PROBLEM STATEMENT —
Go through the entries below and retype them exactly, omitting each picture.

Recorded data
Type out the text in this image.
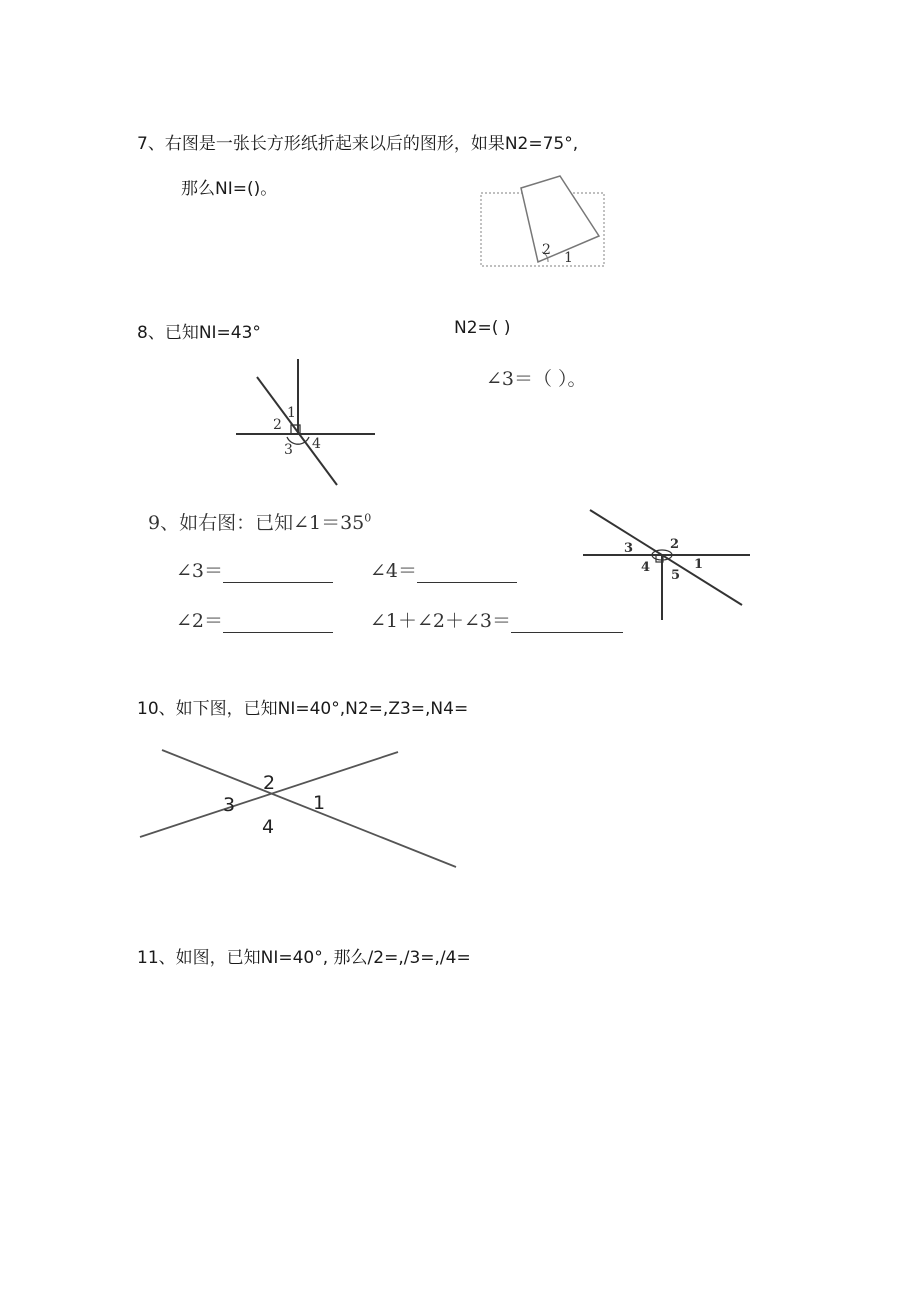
7、右图是一张长方形纸折起来以后的图形，如果N2=75°,
那么NI=()。
2 1
8、已知NI=43°	N2=( )
∠3＝（ ）。
1
2
3 4
9、如右图：已知$\angle 1=35^0$
∠3＝	∠4＝
∠2＝	∠1＋∠2＋∠3＝
3	2
4
5
1
10、如下图，已知NI=40°,N2=,Z3=,N4=
2
3	1
4
11、如图，已知NI=40°, 那么/2=,/3=,/4=
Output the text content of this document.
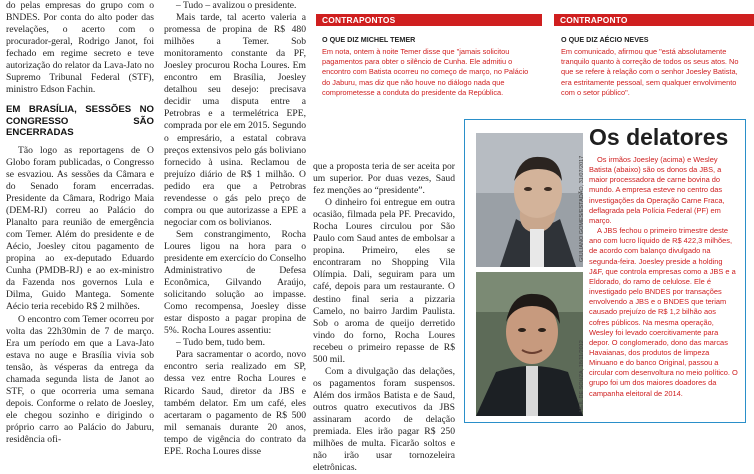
do pelas empresas do grupo com o BNDES. Por conta do alto poder das revelações, o acerto com o procurador-geral, Rodrigo Janot, foi fechado em regime secreto e teve autorização do relator da Lava-Jato no Supremo Tribunal Federal (STF), ministro Edson Fachin.

EM BRASÍLIA, SESSÕES NO CONGRESSO SÃO ENCERRADAS

Tão logo as reportagens de O Globo foram publicadas, o Congresso se esvaziou. As sessões da Câmara e do Senado foram encerradas. Presidente da Câmara, Rodrigo Maia (DEM-RJ) correu ao Palácio do Planalto para reunião de emergência com Temer. Além do presidente e de Aécio, Joesley citou pagamento de propina ao ex-deputado Eduardo Cunha (PMDB-RJ) e ao ex-ministro da Fazenda nos governos Lula e Dilma, Guido Mantega. Somente Aécio teria recebido R$ 2 milhões.

O encontro com Temer ocorreu por volta das 22h30min de 7 de março. Era um período em que a Lava-Jato estava no auge e Brasília vivia sob tensão, às vésperas da entrega da chamada segunda lista de Janot ao STF, o que ocorreria uma semana depois. Conforme o relato de Joesley, ele chegou sozinho e dirigindo o próprio carro ao Palácio do Jaburu, residência ofi-

– Tudo – avalizou o presidente.

Mais tarde, tal acerto valeria a promessa de propina de R$ 480 milhões a Temer. Sob monitoramento constante da PF, Joesley procurou Rocha Loures. Em encontro em Brasília, Joesley detalhou seu desejo: precisava decidir uma disputa entre a Petrobras e a termelétrica EPE, comprada por ele em 2015. Segundo o empresário, a estatal cobrava preços extensivos pelo gás boliviano fornecido à usina. Reclamou de prejuízo diário de R$ 1 milhão. O pedido era que a Petrobras revendesse o gás pelo preço de compra ou que autorizasse a EPE a negociar com os bolivianos.

Sem constrangimento, Rocha Loures ligou na hora para o presidente em exercício do Conselho Administrativo de Defesa Econômica, Gilvando Araújo, solicitando solução ao impasse. Como recompensa, Joesley disse estar disposto a pagar propina de 5%. Rocha Loures assentiu:

– Tudo bem, tudo bem.

Para sacramentar o acordo, novo encontro seria realizado em SP, dessa vez entre Rocha Loures e Ricardo Saud, diretor da JBS e também delator. Em um café, eles acertaram o pagamento de R$ 500 mil semanais durante 20 anos, tempo de vigência do contrato da EPE. Rocha Loures disse

que a proposta teria de ser aceita por um superior. Por duas vezes, Saud fez menções ao “presidente”.

O dinheiro foi entregue em outra ocasião, filmada pela PF. Precavido, Rocha Loures circulou por São Paulo com Saud antes de embolsar a propina. Primeiro, eles se encontraram no Shopping Vila Olímpia. Dali, seguiram para um café, depois para um restaurante. O destino final seria a pizzaria Camelo, no bairro Jardim Paulista. Sob o aroma de queijo derretido vindo do forno, Rocha Loures recebeu o primeiro repasse de R$ 500 mil.

Com a divulgação das delações, os pagamentos foram suspensos. Além dos irmãos Batista e de Saud, outros quatro executivos da JBS assinaram acordo de delação premiada. Eles irão pagar R$ 250 milhões de multa. Ficarão soltos e não irão usar tornozeleira eletrônicas.

CONTRAPONTOS
O QUE DIZ MICHEL TEMER
Em nota, ontem à noite Temer disse que "jamais solicitou pagamentos para obter o silêncio de Cunha. Ele admitiu o encontro com Batista ocorreu no começo de março, no Palácio do Jaburu, mas diz que não houve no diálogo nada que comprometesse a conduta do presidente da República.
CONTRAPONTO
O QUE DIZ AÉCIO NEVES
Em comunicado, afirmou que "está absolutamente tranquilo quanto à correção de todos os seus atos. No que se refere à relação com o senhor Joesley Batista, era estritamente pessoal, sem qualquer envolvimento com o setor público".
GIULIANO GOMES/ESTADÃO, 31/07/2017
NEIL DE SOUZA, 18/11/2012
Os delatores

Os irmãos Joesley (acima) e Wesley Batista (abaixo) são os donos da JBS, a maior processadora de carne bovina do mundo. A empresa esteve no centro das investigações da Operação Carne Fraca, deflagrada pela Polícia Federal (PF) em março.

A JBS fechou o primeiro trimestre deste ano com lucro líquido de R$ 422,3 milhões, de acordo com balanço divulgado na segunda-feira. Joesley preside a holding J&F, que controla empresas como a JBS e a Eldorado, do ramo de celulose. Ele é investigado pelo BNDES por transações envolvendo a JBS e o BNDES que teriam causado prejuízo de R$ 1,2 bilhão aos cofres públicos. Na mesma operação, Wesley foi levado coercitivamente para depor. O conglomerado, dono das marcas Havaianas, dos produtos de limpeza Minuano e do banco Original, passou a circular com desenvoltura no meio político. O grupo foi um dos maiores doadores da campanha eleitoral de 2014.
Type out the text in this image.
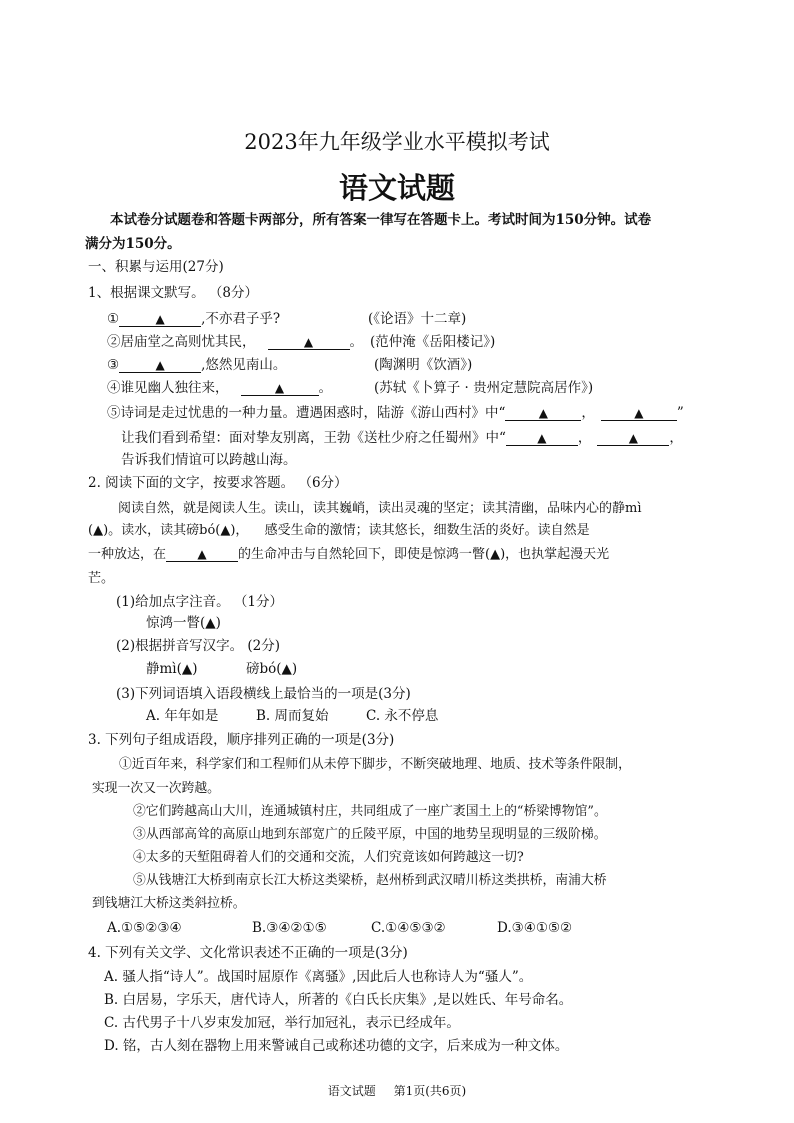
2023年九年级学业水平模拟考试
语文试题
本试卷分试题卷和答题卡两部分，所有答案一律写在答题卡上。考试时间为150分钟。试卷
满分为150分。
一、积累与运用(27分)
1、根据课文默写。 （8分）
①	▲	,不亦君子乎?	(《论语》十二章)
②居庙堂之高则忧其民，	▲	。 (范仲淹《岳阳楼记》)
③	▲	,悠然见南山。	(陶渊明《饮酒》)
④谁见幽人独往来，	▲	。	(苏轼《卜算子 · 贵州定慧院高居作》)
⑤诗词是走过忧患的一种力量。遭遇困惑时，陆游《游山西村》中“	▲ ，	▲ ”
让我们看到希望：面对挚友别离，王勃《送杜少府之任蜀州》中“	▲ ，	▲ ，
告诉我们情谊可以跨越山海。
2. 阅读下面的文字，按要求答题。 （6分）
阅读自然，就是阅读人生。读山，读其巍峭，读出灵魂的坚定；读其清幽，品味内心的静mì
(▲)。读水，读其磅bó(▲)， 感受生命的激情；读其悠长，细数生活的炎好。读自然是
一种放达，在	▲ 的生命冲击与自然轮回下，即使是惊鸿一瞥(▲)，也执掌起漫天光
芒。
(1)给加点字注音。 （1分）
惊鸿一瞥(▲)
(2)根据拼音写汉字。 (2分)
静mì(▲)	磅bó(▲)
(3)下列词语填入语段横线上最恰当的一项是(3分)
A. 年年如是	B. 周而复始	C. 永不停息
3. 下列句子组成语段，顺序排列正确的一项是(3分)
①近百年来，科学家们和工程师们从未停下脚步，不断突破地理、地质、技术等条件限制，
实现一次又一次跨越。
②它们跨越高山大川，连通城镇村庄，共同组成了一座广袤国土上的“桥梁博物馆”。
③从西部高耸的高原山地到东部宽广的丘陵平原，中国的地势呈现明显的三级阶梯。
④太多的天堑阻碍着人们的交通和交流，人们究竟该如何跨越这一切?
⑤从钱塘江大桥到南京长江大桥这类梁桥，赵州桥到武汉晴川桥这类拱桥，南浦大桥
到钱塘江大桥这类斜拉桥。
A.①⑤②③④	B.③④②①⑤	C.①④⑤③②	D.③④①⑤②
4. 下列有关文学、文化常识表述不正确的一项是(3分)
A. 骚人指“诗人”。战国时屈原作《离骚》,因此后人也称诗人为“骚人”。
B. 白居易，字乐天，唐代诗人，所著的《白氏长庆集》,是以姓氏、年号命名。
C. 古代男子十八岁束发加冠，举行加冠礼，表示已经成年。
D. 铭，古人刻在器物上用来警诫自己或称述功德的文字，后来成为一种文体。
语文试题 第1页(共6页)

TASK RESPONSE —
Type out the text in this image.
7、右图是一张长方形纸折起来以后的图形，如果N2=75°,
那么NI=()。
2 1
8、已知NI=43°	N2=( )
∠3＝（ ）。
1
2
3 4
9、如右图：已知$\angle 1=35^0$
∠3＝	∠4＝
∠2＝	∠1＋∠2＋∠3＝
3	2
4
5
1
10、如下图，已知NI=40°,N2=,Z3=,N4=
2
3	1
4
11、如图，已知NI=40°, 那么/2=,/3=,/4=
Output the text content of this document.
do pelas empresas do grupo com o BNDES. Por conta do alto poder das revelações, o acerto com o procurador-geral, Rodrigo Janot, foi fechado em regime secreto e teve autorização do relator da Lava-Jato no Supremo Tribunal Federal (STF), ministro Edson Fachin.

EM BRASÍLIA, SESSÕES NO CONGRESSO SÃO ENCERRADAS

Tão logo as reportagens de O Globo foram publicadas, o Congresso se esvaziou. As sessões da Câmara e do Senado foram encerradas. Presidente da Câmara, Rodrigo Maia (DEM-RJ) correu ao Palácio do Planalto para reunião de emergência com Temer. Além do presidente e de Aécio, Joesley citou pagamento de propina ao ex-deputado Eduardo Cunha (PMDB-RJ) e ao ex-ministro da Fazenda nos governos Lula e Dilma, Guido Mantega. Somente Aécio teria recebido R$ 2 milhões.

O encontro com Temer ocorreu por volta das 22h30min de 7 de março. Era um período em que a Lava-Jato estava no auge e Brasília vivia sob tensão, às vésperas da entrega da chamada segunda lista de Janot ao STF, o que ocorreria uma semana depois. Conforme o relato de Joesley, ele chegou sozinho e dirigindo o próprio carro ao Palácio do Jaburu, residência ofi-

– Tudo – avalizou o presidente.

Mais tarde, tal acerto valeria a promessa de propina de R$ 480 milhões a Temer. Sob monitoramento constante da PF, Joesley procurou Rocha Loures. Em encontro em Brasília, Joesley detalhou seu desejo: precisava decidir uma disputa entre a Petrobras e a termelétrica EPE, comprada por ele em 2015. Segundo o empresário, a estatal cobrava preços extensivos pelo gás boliviano fornecido à usina. Reclamou de prejuízo diário de R$ 1 milhão. O pedido era que a Petrobras revendesse o gás pelo preço de compra ou que autorizasse a EPE a negociar com os bolivianos.

Sem constrangimento, Rocha Loures ligou na hora para o presidente em exercício do Conselho Administrativo de Defesa Econômica, Gilvando Araújo, solicitando solução ao impasse. Como recompensa, Joesley disse estar disposto a pagar propina de 5%. Rocha Loures assentiu:

– Tudo bem, tudo bem.

Para sacramentar o acordo, novo encontro seria realizado em SP, dessa vez entre Rocha Loures e Ricardo Saud, diretor da JBS e também delator. Em um café, eles acertaram o pagamento de R$ 500 mil semanais durante 20 anos, tempo de vigência do contrato da EPE. Rocha Loures disse

que a proposta teria de ser aceita por um superior. Por duas vezes, Saud fez menções ao “presidente”.

O dinheiro foi entregue em outra ocasião, filmada pela PF. Precavido, Rocha Loures circulou por São Paulo com Saud antes de embolsar a propina. Primeiro, eles se encontraram no Shopping Vila Olímpia. Dali, seguiram para um café, depois para um restaurante. O destino final seria a pizzaria Camelo, no bairro Jardim Paulista. Sob o aroma de queijo derretido vindo do forno, Rocha Loures recebeu o primeiro repasse de R$ 500 mil.

Com a divulgação das delações, os pagamentos foram suspensos. Além dos irmãos Batista e de Saud, outros quatro executivos da JBS assinaram acordo de delação premiada. Eles irão pagar R$ 250 milhões de multa. Ficarão soltos e não irão usar tornozeleira eletrônicas.

CONTRAPONTOS
O QUE DIZ MICHEL TEMER
Em nota, ontem à noite Temer disse que "jamais solicitou pagamentos para obter o silêncio de Cunha. Ele admitiu o encontro com Batista ocorreu no começo de março, no Palácio do Jaburu, mas diz que não houve no diálogo nada que comprometesse a conduta do presidente da República.
CONTRAPONTO
O QUE DIZ AÉCIO NEVES
Em comunicado, afirmou que "está absolutamente tranquilo quanto à correção de todos os seus atos. No que se refere à relação com o senhor Joesley Batista, era estritamente pessoal, sem qualquer envolvimento com o setor público".
GIULIANO GOMES/ESTADÃO, 31/07/2017
NEIL DE SOUZA, 18/11/2012
Os delatores

Os irmãos Joesley (acima) e Wesley Batista (abaixo) são os donos da JBS, a maior processadora de carne bovina do mundo. A empresa esteve no centro das investigações da Operação Carne Fraca, deflagrada pela Polícia Federal (PF) em março.

A JBS fechou o primeiro trimestre deste ano com lucro líquido de R$ 422,3 milhões, de acordo com balanço divulgado na segunda-feira. Joesley preside a holding J&F, que controla empresas como a JBS e a Eldorado, do ramo de celulose. Ele é investigado pelo BNDES por transações envolvendo a JBS e o BNDES que teriam causado prejuízo de R$ 1,2 bilhão aos cofres públicos. Na mesma operação, Wesley foi levado coercitivamente para depor. O conglomerado, dono das marcas Havaianas, dos produtos de limpeza Minuano e do banco Original, passou a circular com desenvoltura no meio político. O grupo foi um dos maiores doadores da campanha eleitoral de 2014.
Type out the text in this image.
2023年九年级学业水平模拟考试
语文试题
本试卷分试题卷和答题卡两部分，所有答案一律写在答题卡上。考试时间为150分钟。试卷
满分为150分。
一、积累与运用(27分)
1、根据课文默写。 （8分）
①	▲	,不亦君子乎?	(《论语》十二章)
②居庙堂之高则忧其民，	▲	。 (范仲淹《岳阳楼记》)
③	▲	,悠然见南山。	(陶渊明《饮酒》)
④谁见幽人独往来，	▲	。	(苏轼《卜算子 · 贵州定慧院高居作》)
⑤诗词是走过忧患的一种力量。遭遇困惑时，陆游《游山西村》中“	▲ ，	▲ ”
让我们看到希望：面对挚友别离，王勃《送杜少府之任蜀州》中“	▲ ，	▲ ，
告诉我们情谊可以跨越山海。
2. 阅读下面的文字，按要求答题。 （6分）
阅读自然，就是阅读人生。读山，读其巍峭，读出灵魂的坚定；读其清幽，品味内心的静mì
(▲)。读水，读其磅bó(▲)， 感受生命的激情；读其悠长，细数生活的炎好。读自然是
一种放达，在	▲ 的生命冲击与自然轮回下，即使是惊鸿一瞥(▲)，也执掌起漫天光
芒。
(1)给加点字注音。 （1分）
惊鸿一瞥(▲)
(2)根据拼音写汉字。 (2分)
静mì(▲)	磅bó(▲)
(3)下列词语填入语段横线上最恰当的一项是(3分)
A. 年年如是	B. 周而复始	C. 永不停息
3. 下列句子组成语段，顺序排列正确的一项是(3分)
①近百年来，科学家们和工程师们从未停下脚步，不断突破地理、地质、技术等条件限制，
实现一次又一次跨越。
②它们跨越高山大川，连通城镇村庄，共同组成了一座广袤国土上的“桥梁博物馆”。
③从西部高耸的高原山地到东部宽广的丘陵平原，中国的地势呈现明显的三级阶梯。
④太多的天堑阻碍着人们的交通和交流，人们究竟该如何跨越这一切?
⑤从钱塘江大桥到南京长江大桥这类梁桥，赵州桥到武汉晴川桥这类拱桥，南浦大桥
到钱塘江大桥这类斜拉桥。
A.①⑤②③④	B.③④②①⑤	C.①④⑤③②	D.③④①⑤②
4. 下列有关文学、文化常识表述不正确的一项是(3分)
A. 骚人指“诗人”。战国时屈原作《离骚》,因此后人也称诗人为“骚人”。
B. 白居易，字乐天，唐代诗人，所著的《白氏长庆集》,是以姓氏、年号命名。
C. 古代男子十八岁束发加冠，举行加冠礼，表示已经成年。
D. 铭，古人刻在器物上用来警诫自己或称述功德的文字，后来成为一种文体。
语文试题 第1页(共6页)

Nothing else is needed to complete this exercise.